SHORT TASK — Transcribe the records below exactly as they appear.

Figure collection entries

────────────────

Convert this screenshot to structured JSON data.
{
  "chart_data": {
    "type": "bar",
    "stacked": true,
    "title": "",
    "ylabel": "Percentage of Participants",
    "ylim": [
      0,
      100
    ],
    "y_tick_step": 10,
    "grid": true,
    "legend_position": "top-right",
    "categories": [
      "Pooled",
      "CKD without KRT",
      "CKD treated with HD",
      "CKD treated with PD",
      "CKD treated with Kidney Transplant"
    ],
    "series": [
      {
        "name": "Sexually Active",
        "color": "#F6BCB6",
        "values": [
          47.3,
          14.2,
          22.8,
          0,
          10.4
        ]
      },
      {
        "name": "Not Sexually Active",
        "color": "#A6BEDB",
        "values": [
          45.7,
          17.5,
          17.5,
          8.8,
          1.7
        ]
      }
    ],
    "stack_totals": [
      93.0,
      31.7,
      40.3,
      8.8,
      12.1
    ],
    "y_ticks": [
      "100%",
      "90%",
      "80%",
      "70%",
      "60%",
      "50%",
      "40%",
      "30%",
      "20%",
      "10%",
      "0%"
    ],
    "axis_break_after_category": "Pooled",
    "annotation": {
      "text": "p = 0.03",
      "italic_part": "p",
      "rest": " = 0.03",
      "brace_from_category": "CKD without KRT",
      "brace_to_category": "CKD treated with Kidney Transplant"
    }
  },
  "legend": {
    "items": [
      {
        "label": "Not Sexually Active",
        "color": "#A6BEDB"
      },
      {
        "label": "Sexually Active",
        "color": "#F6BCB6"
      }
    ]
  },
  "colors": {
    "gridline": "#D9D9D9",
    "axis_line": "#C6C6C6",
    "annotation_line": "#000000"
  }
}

────────────────

FINAL ANSWER —
Convert this screenshot to structured JSON data.
{
  "chart_data": {
    "type": "bar",
    "stacked": true,
    "title": "",
    "ylabel": "Percentage of Participants",
    "ylim": [
      0,
      100
    ],
    "y_tick_step": 10,
    "grid": true,
    "legend_position": "top-right",
    "categories": [
      "Pooled",
      "CKD without KRT",
      "CKD treated with HD",
      "CKD treated with PD",
      "CKD treated with Kidney Transplant"
    ],
    "series": [
      {
        "name": "Sexually Active",
        "color": "#F6BCB6",
        "values": [
          47.3,
          14.2,
          22.8,
          0,
          10.4
        ]
      },
      {
        "name": "Not Sexually Active",
        "color": "#A6BEDB",
        "values": [
          45.7,
          17.5,
          17.5,
          8.8,
          1.7
        ]
      }
    ],
    "stack_totals": [
      93.0,
      31.7,
      40.3,
      8.8,
      12.1
    ],
    "y_ticks": [
      "100%",
      "90%",
      "80%",
      "70%",
      "60%",
      "50%",
      "40%",
      "30%",
      "20%",
      "10%",
      "0%"
    ],
    "axis_break_after_category": "Pooled",
    "annotation": {
      "text": "p = 0.03",
      "italic_part": "p",
      "rest": " = 0.03",
      "brace_from_category": "CKD without KRT",
      "brace_to_category": "CKD treated with Kidney Transplant"
    }
  },
  "legend": {
    "items": [
      {
        "label": "Not Sexually Active",
        "color": "#A6BEDB"
      },
      {
        "label": "Sexually Active",
        "color": "#F6BCB6"
      }
    ]
  },
  "colors": {
    "gridline": "#D9D9D9",
    "axis_line": "#C6C6C6",
    "annotation_line": "#000000"
  }
}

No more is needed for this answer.